Copy every one of the following items verbatim, keeping each line in its original order.

>> start INPUT FOR THIS TASK

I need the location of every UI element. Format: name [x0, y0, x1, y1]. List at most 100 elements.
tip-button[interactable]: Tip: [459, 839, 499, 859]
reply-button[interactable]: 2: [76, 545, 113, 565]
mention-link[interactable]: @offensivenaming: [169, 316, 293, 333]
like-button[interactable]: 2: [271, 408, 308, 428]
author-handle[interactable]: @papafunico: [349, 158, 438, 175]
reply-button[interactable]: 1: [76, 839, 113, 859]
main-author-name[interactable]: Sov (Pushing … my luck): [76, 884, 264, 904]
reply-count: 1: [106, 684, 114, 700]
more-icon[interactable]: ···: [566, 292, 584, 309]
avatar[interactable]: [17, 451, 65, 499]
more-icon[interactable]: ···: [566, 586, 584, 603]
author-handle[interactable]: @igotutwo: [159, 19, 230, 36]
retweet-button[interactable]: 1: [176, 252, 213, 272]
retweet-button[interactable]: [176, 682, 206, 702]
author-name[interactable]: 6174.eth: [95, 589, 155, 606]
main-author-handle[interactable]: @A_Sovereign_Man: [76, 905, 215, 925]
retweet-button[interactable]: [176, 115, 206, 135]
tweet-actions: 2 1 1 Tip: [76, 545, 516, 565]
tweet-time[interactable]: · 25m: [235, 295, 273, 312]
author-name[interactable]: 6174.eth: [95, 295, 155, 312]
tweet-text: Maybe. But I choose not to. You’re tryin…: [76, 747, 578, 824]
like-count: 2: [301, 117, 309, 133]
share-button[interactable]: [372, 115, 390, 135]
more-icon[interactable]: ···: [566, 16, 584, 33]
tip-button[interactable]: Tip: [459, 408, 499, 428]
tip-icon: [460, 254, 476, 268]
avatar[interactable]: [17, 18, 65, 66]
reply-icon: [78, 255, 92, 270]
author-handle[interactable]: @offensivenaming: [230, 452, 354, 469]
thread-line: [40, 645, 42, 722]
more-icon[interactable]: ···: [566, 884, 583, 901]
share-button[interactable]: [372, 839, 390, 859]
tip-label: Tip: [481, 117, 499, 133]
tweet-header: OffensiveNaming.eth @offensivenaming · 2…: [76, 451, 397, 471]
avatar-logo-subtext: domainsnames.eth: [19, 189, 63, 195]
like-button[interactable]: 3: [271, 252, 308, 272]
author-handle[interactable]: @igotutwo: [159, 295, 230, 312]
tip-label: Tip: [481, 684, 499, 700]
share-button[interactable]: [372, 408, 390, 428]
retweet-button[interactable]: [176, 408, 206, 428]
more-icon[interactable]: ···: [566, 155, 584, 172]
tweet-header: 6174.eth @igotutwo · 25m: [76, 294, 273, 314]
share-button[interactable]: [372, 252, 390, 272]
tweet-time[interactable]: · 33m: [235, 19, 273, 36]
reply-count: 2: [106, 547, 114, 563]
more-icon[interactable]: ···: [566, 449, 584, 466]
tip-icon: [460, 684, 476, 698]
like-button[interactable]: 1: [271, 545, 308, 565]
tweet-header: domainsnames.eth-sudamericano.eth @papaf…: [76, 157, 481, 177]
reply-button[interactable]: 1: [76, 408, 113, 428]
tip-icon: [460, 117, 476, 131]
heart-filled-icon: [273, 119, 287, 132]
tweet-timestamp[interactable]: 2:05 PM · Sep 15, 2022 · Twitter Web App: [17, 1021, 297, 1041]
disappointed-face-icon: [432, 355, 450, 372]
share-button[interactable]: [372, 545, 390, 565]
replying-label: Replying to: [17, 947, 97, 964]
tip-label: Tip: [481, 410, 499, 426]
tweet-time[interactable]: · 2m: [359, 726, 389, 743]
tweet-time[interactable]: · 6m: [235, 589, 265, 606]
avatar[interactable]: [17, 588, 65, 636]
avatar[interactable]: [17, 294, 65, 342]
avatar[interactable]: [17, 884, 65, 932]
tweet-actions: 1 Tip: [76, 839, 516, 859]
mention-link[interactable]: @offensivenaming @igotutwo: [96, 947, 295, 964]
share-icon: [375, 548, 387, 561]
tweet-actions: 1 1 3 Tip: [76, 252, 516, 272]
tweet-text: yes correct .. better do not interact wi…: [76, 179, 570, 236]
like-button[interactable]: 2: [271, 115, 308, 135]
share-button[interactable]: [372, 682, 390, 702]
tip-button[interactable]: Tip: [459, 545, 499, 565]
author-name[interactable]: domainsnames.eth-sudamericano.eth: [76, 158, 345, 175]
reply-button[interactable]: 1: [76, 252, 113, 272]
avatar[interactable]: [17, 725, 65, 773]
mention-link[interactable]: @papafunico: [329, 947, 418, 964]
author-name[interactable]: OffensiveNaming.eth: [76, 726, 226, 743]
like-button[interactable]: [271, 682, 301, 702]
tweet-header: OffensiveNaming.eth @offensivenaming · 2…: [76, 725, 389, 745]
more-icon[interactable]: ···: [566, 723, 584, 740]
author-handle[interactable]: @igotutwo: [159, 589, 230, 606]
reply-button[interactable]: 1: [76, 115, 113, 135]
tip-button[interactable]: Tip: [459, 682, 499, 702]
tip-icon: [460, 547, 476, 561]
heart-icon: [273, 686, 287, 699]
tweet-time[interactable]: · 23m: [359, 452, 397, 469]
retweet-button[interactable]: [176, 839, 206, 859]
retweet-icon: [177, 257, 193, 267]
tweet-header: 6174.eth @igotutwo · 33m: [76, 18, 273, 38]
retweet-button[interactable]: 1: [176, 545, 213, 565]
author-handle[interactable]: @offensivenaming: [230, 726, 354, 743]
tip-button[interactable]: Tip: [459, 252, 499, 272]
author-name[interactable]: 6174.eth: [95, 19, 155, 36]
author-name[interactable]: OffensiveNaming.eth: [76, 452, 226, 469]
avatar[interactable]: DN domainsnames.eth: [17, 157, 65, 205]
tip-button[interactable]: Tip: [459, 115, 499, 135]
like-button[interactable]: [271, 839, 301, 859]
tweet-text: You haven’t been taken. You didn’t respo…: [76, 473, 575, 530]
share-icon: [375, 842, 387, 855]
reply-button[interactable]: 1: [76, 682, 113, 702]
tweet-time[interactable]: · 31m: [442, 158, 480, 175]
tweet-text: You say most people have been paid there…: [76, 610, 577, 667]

>> end INPUT FOR THIS TASK

REPLY TO THE TASK
I need the location of every UI element. Format: name [x0, y0, x1, y1]. List at most 100 elements.
tip-button[interactable]: Tip: [459, 839, 499, 859]
reply-button[interactable]: 2: [76, 545, 113, 565]
mention-link[interactable]: @offensivenaming: [169, 316, 293, 333]
like-button[interactable]: 2: [271, 408, 308, 428]
author-handle[interactable]: @papafunico: [349, 158, 438, 175]
reply-button[interactable]: 1: [76, 839, 113, 859]
main-author-name[interactable]: Sov (Pushing … my luck): [76, 884, 264, 904]
reply-count: 1: [106, 684, 114, 700]
more-icon[interactable]: ···: [566, 292, 584, 309]
avatar[interactable]: [17, 451, 65, 499]
more-icon[interactable]: ···: [566, 586, 584, 603]
author-handle[interactable]: @igotutwo: [159, 19, 230, 36]
retweet-button[interactable]: 1: [176, 252, 213, 272]
retweet-button[interactable]: [176, 682, 206, 702]
author-name[interactable]: 6174.eth: [95, 589, 155, 606]
main-author-handle[interactable]: @A_Sovereign_Man: [76, 905, 215, 925]
retweet-button[interactable]: [176, 115, 206, 135]
tweet-actions: 2 1 1 Tip: [76, 545, 516, 565]
tweet-time[interactable]: · 25m: [235, 295, 273, 312]
author-name[interactable]: 6174.eth: [95, 295, 155, 312]
tweet-text: Maybe. But I choose not to. You’re tryin…: [76, 747, 578, 824]
like-count: 2: [301, 117, 309, 133]
share-button[interactable]: [372, 115, 390, 135]
more-icon[interactable]: ···: [566, 16, 584, 33]
tip-button[interactable]: Tip: [459, 408, 499, 428]
tip-icon: [460, 254, 476, 268]
avatar[interactable]: [17, 18, 65, 66]
reply-icon: [78, 255, 92, 270]
author-handle[interactable]: @offensivenaming: [230, 452, 354, 469]
thread-line: [40, 645, 42, 722]
more-icon[interactable]: ···: [566, 884, 583, 901]
share-button[interactable]: [372, 839, 390, 859]
tip-label: Tip: [481, 117, 499, 133]
tweet-header: OffensiveNaming.eth @offensivenaming · 2…: [76, 451, 397, 471]
avatar-logo-subtext: domainsnames.eth: [19, 189, 63, 195]
like-button[interactable]: 3: [271, 252, 308, 272]
author-handle[interactable]: @igotutwo: [159, 295, 230, 312]
tip-label: Tip: [481, 684, 499, 700]
share-button[interactable]: [372, 408, 390, 428]
retweet-button[interactable]: [176, 408, 206, 428]
more-icon[interactable]: ···: [566, 155, 584, 172]
tweet-header: 6174.eth @igotutwo · 25m: [76, 294, 273, 314]
share-button[interactable]: [372, 252, 390, 272]
tweet-time[interactable]: · 33m: [235, 19, 273, 36]
reply-count: 2: [106, 547, 114, 563]
more-icon[interactable]: ···: [566, 449, 584, 466]
tip-icon: [460, 684, 476, 698]
like-button[interactable]: 1: [271, 545, 308, 565]
tweet-header: domainsnames.eth-sudamericano.eth @papaf…: [76, 157, 481, 177]
reply-button[interactable]: 1: [76, 408, 113, 428]
tip-icon: [460, 117, 476, 131]
heart-filled-icon: [273, 119, 287, 132]
tweet-timestamp[interactable]: 2:05 PM · Sep 15, 2022 · Twitter Web App: [17, 1021, 297, 1041]
disappointed-face-icon: [432, 355, 450, 372]
share-button[interactable]: [372, 545, 390, 565]
replying-label: Replying to: [17, 947, 97, 964]
tip-label: Tip: [481, 410, 499, 426]
tweet-time[interactable]: · 2m: [359, 726, 389, 743]
tweet-time[interactable]: · 6m: [235, 589, 265, 606]
avatar[interactable]: [17, 588, 65, 636]
avatar[interactable]: [17, 294, 65, 342]
avatar[interactable]: [17, 884, 65, 932]
tweet-actions: 1 Tip: [76, 839, 516, 859]
mention-link[interactable]: @offensivenaming @igotutwo: [96, 947, 295, 964]
share-icon: [375, 548, 387, 561]
tweet-actions: 1 1 3 Tip: [76, 252, 516, 272]
tweet-text: yes correct .. better do not interact wi…: [76, 179, 570, 236]
like-button[interactable]: 2: [271, 115, 308, 135]
share-button[interactable]: [372, 682, 390, 702]
tip-button[interactable]: Tip: [459, 545, 499, 565]
author-name[interactable]: domainsnames.eth-sudamericano.eth: [76, 158, 345, 175]
reply-button[interactable]: 1: [76, 252, 113, 272]
avatar[interactable]: [17, 725, 65, 773]
mention-link[interactable]: @papafunico: [329, 947, 418, 964]
author-name[interactable]: OffensiveNaming.eth: [76, 726, 226, 743]
like-button[interactable]: [271, 682, 301, 702]
tweet-header: OffensiveNaming.eth @offensivenaming · 2…: [76, 725, 389, 745]
more-icon[interactable]: ···: [566, 723, 584, 740]
author-handle[interactable]: @igotutwo: [159, 589, 230, 606]
reply-button[interactable]: 1: [76, 115, 113, 135]
tip-button[interactable]: Tip: [459, 682, 499, 702]
tip-icon: [460, 547, 476, 561]
heart-icon: [273, 686, 287, 699]
tweet-time[interactable]: · 23m: [359, 452, 397, 469]
retweet-button[interactable]: [176, 839, 206, 859]
retweet-icon: [177, 257, 193, 267]
tweet-header: 6174.eth @igotutwo · 33m: [76, 18, 273, 38]
retweet-button[interactable]: 1: [176, 545, 213, 565]
author-handle[interactable]: @offensivenaming: [230, 726, 354, 743]
tip-button[interactable]: Tip: [459, 252, 499, 272]
author-name[interactable]: 6174.eth: [95, 19, 155, 36]
author-name[interactable]: OffensiveNaming.eth: [76, 452, 226, 469]
avatar[interactable]: DN domainsnames.eth: [17, 157, 65, 205]
tip-button[interactable]: Tip: [459, 115, 499, 135]
like-button[interactable]: [271, 839, 301, 859]
tweet-text: You haven’t been taken. You didn’t respo…: [76, 473, 575, 530]
share-icon: [375, 842, 387, 855]
reply-button[interactable]: 1: [76, 682, 113, 702]
tweet-time[interactable]: · 31m: [442, 158, 480, 175]
tweet-text: You say most people have been paid there…: [76, 610, 577, 667]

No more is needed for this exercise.